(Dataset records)
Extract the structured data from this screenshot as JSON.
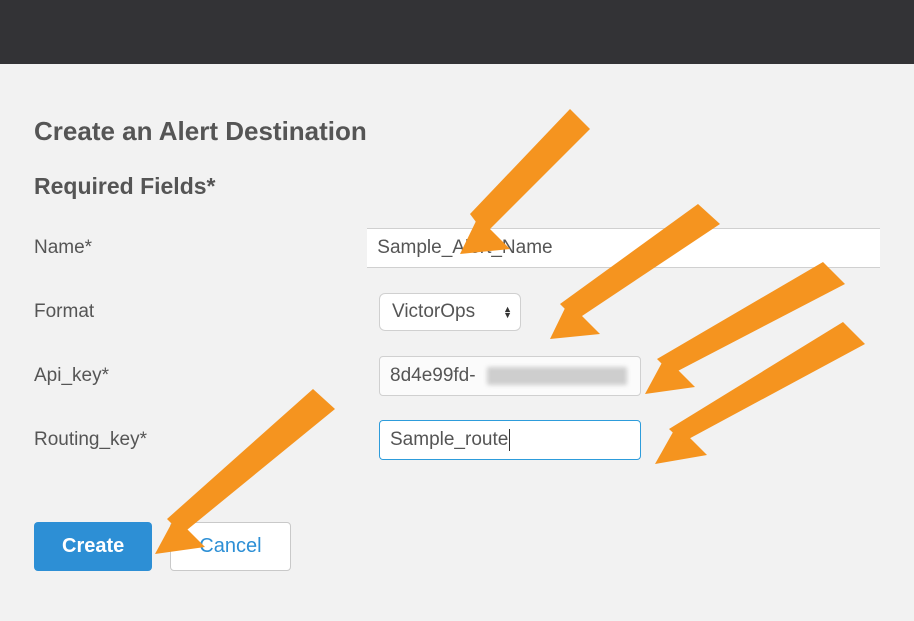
{
  "page": {
    "title": "Create an Alert Destination",
    "section": "Required Fields*"
  },
  "fields": {
    "name": {
      "label": "Name*",
      "value": "Sample_Alert_Name"
    },
    "format": {
      "label": "Format",
      "value": "VictorOps"
    },
    "api_key": {
      "label": "Api_key*",
      "value": "8d4e99fd-"
    },
    "routing_key": {
      "label": "Routing_key*",
      "value": "Sample_route"
    }
  },
  "buttons": {
    "create": "Create",
    "cancel": "Cancel"
  },
  "arrow_color": "#f5941f"
}
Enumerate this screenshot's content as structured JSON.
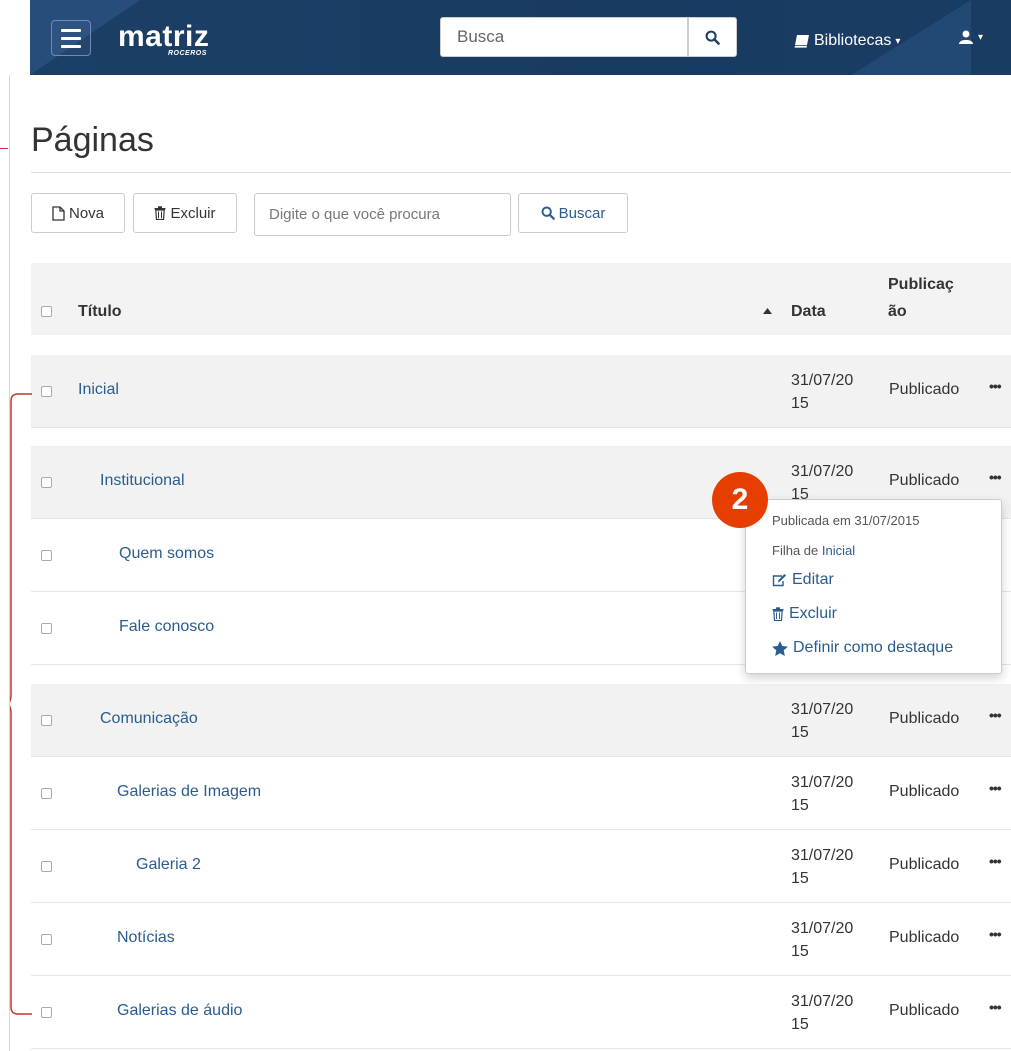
{
  "navbar": {
    "logo": "matriz",
    "logo_sub": "ROCEROS",
    "search_placeholder": "Busca",
    "libraries_label": "Bibliotecas"
  },
  "page": {
    "title": "Páginas"
  },
  "toolbar": {
    "new_label": "Nova",
    "delete_label": "Excluir",
    "search_placeholder": "Digite o que você procura",
    "search_button_label": "Buscar"
  },
  "table": {
    "columns": {
      "title": "Título",
      "date": "Data",
      "publication_line1": "Publicaç",
      "publication_line2": "ão"
    },
    "rows": [
      {
        "title": "Inicial",
        "date1": "31/07/20",
        "date2": "15",
        "status": "Publicado",
        "actions": "•••"
      },
      {
        "title": "Institucional",
        "date1": "31/07/20",
        "date2": "15",
        "status": "Publicado",
        "actions": "•••"
      },
      {
        "title": "Quem somos",
        "date1": "",
        "date2": "",
        "status": "",
        "actions": ""
      },
      {
        "title": "Fale conosco",
        "date1": "",
        "date2": "",
        "status": "",
        "actions": ""
      },
      {
        "title": "Comunicação",
        "date1": "31/07/20",
        "date2": "15",
        "status": "Publicado",
        "actions": "•••"
      },
      {
        "title": "Galerias de Imagem",
        "date1": "31/07/20",
        "date2": "15",
        "status": "Publicado",
        "actions": "•••"
      },
      {
        "title": "Galeria 2",
        "date1": "31/07/20",
        "date2": "15",
        "status": "Publicado",
        "actions": "•••"
      },
      {
        "title": "Notícias",
        "date1": "31/07/20",
        "date2": "15",
        "status": "Publicado",
        "actions": "•••"
      },
      {
        "title": "Galerias de áudio",
        "date1": "31/07/20",
        "date2": "15",
        "status": "Publicado",
        "actions": "•••"
      }
    ]
  },
  "context_menu": {
    "published_on": "Publicada em 31/07/2015",
    "child_of_prefix": "Filha de ",
    "child_of_link": "Inicial",
    "edit_label": "Editar",
    "delete_label": "Excluir",
    "highlight_label": "Definir como destaque"
  },
  "annotation": {
    "badge": "2",
    "color": "#e53e00"
  },
  "colors": {
    "navbar": "#1d3f66",
    "link": "#2a5c8f",
    "row_alt": "#f2f2f2"
  }
}
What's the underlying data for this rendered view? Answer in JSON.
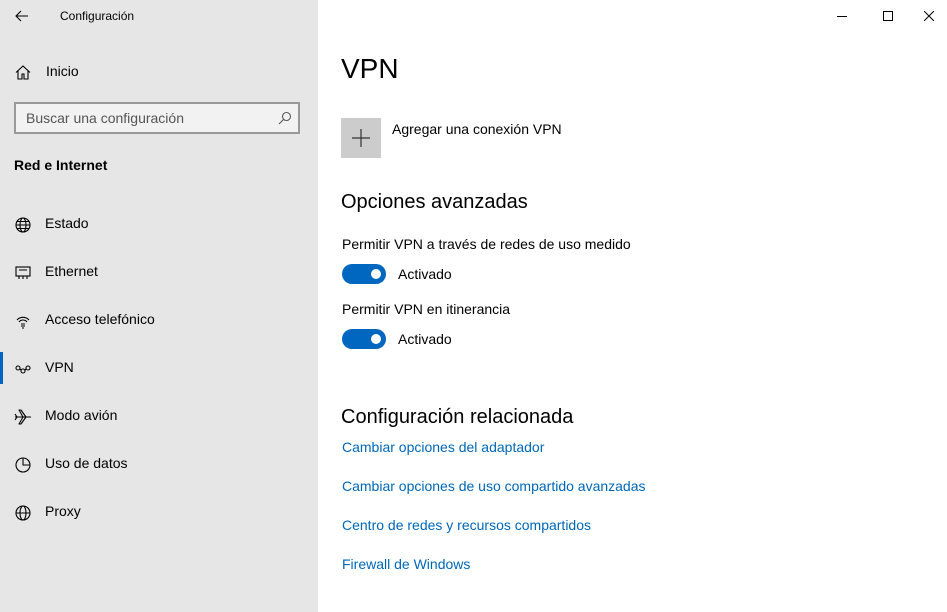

* What you should do
Copy every entry exactly as written. Pictures are excluded.

* Correct answer
Extract the structured data from this screenshot as JSON.
{
  "page": {
    "title": "Create an Alert Destination",
    "section": "Required Fields*"
  },
  "fields": {
    "name": {
      "label": "Name*",
      "value": "Sample_Alert_Name"
    },
    "format": {
      "label": "Format",
      "value": "VictorOps"
    },
    "api_key": {
      "label": "Api_key*",
      "value": "8d4e99fd-"
    },
    "routing_key": {
      "label": "Routing_key*",
      "value": "Sample_route"
    }
  },
  "buttons": {
    "create": "Create",
    "cancel": "Cancel"
  },
  "arrow_color": "#f5941f"
}
Enumerate this screenshot's content as structured JSON.
{
  "navbar": {
    "logo": "matriz",
    "logo_sub": "ROCEROS",
    "search_placeholder": "Busca",
    "libraries_label": "Bibliotecas"
  },
  "page": {
    "title": "Páginas"
  },
  "toolbar": {
    "new_label": "Nova",
    "delete_label": "Excluir",
    "search_placeholder": "Digite o que você procura",
    "search_button_label": "Buscar"
  },
  "table": {
    "columns": {
      "title": "Título",
      "date": "Data",
      "publication_line1": "Publicaç",
      "publication_line2": "ão"
    },
    "rows": [
      {
        "title": "Inicial",
        "date1": "31/07/20",
        "date2": "15",
        "status": "Publicado",
        "actions": "•••"
      },
      {
        "title": "Institucional",
        "date1": "31/07/20",
        "date2": "15",
        "status": "Publicado",
        "actions": "•••"
      },
      {
        "title": "Quem somos",
        "date1": "",
        "date2": "",
        "status": "",
        "actions": ""
      },
      {
        "title": "Fale conosco",
        "date1": "",
        "date2": "",
        "status": "",
        "actions": ""
      },
      {
        "title": "Comunicação",
        "date1": "31/07/20",
        "date2": "15",
        "status": "Publicado",
        "actions": "•••"
      },
      {
        "title": "Galerias de Imagem",
        "date1": "31/07/20",
        "date2": "15",
        "status": "Publicado",
        "actions": "•••"
      },
      {
        "title": "Galeria 2",
        "date1": "31/07/20",
        "date2": "15",
        "status": "Publicado",
        "actions": "•••"
      },
      {
        "title": "Notícias",
        "date1": "31/07/20",
        "date2": "15",
        "status": "Publicado",
        "actions": "•••"
      },
      {
        "title": "Galerias de áudio",
        "date1": "31/07/20",
        "date2": "15",
        "status": "Publicado",
        "actions": "•••"
      }
    ]
  },
  "context_menu": {
    "published_on": "Publicada em 31/07/2015",
    "child_of_prefix": "Filha de ",
    "child_of_link": "Inicial",
    "edit_label": "Editar",
    "delete_label": "Excluir",
    "highlight_label": "Definir como destaque"
  },
  "annotation": {
    "badge": "2",
    "color": "#e53e00"
  },
  "colors": {
    "navbar": "#1d3f66",
    "link": "#2a5c8f",
    "row_alt": "#f2f2f2"
  }
}
What's the underlying data for this rendered view? Answer in JSON.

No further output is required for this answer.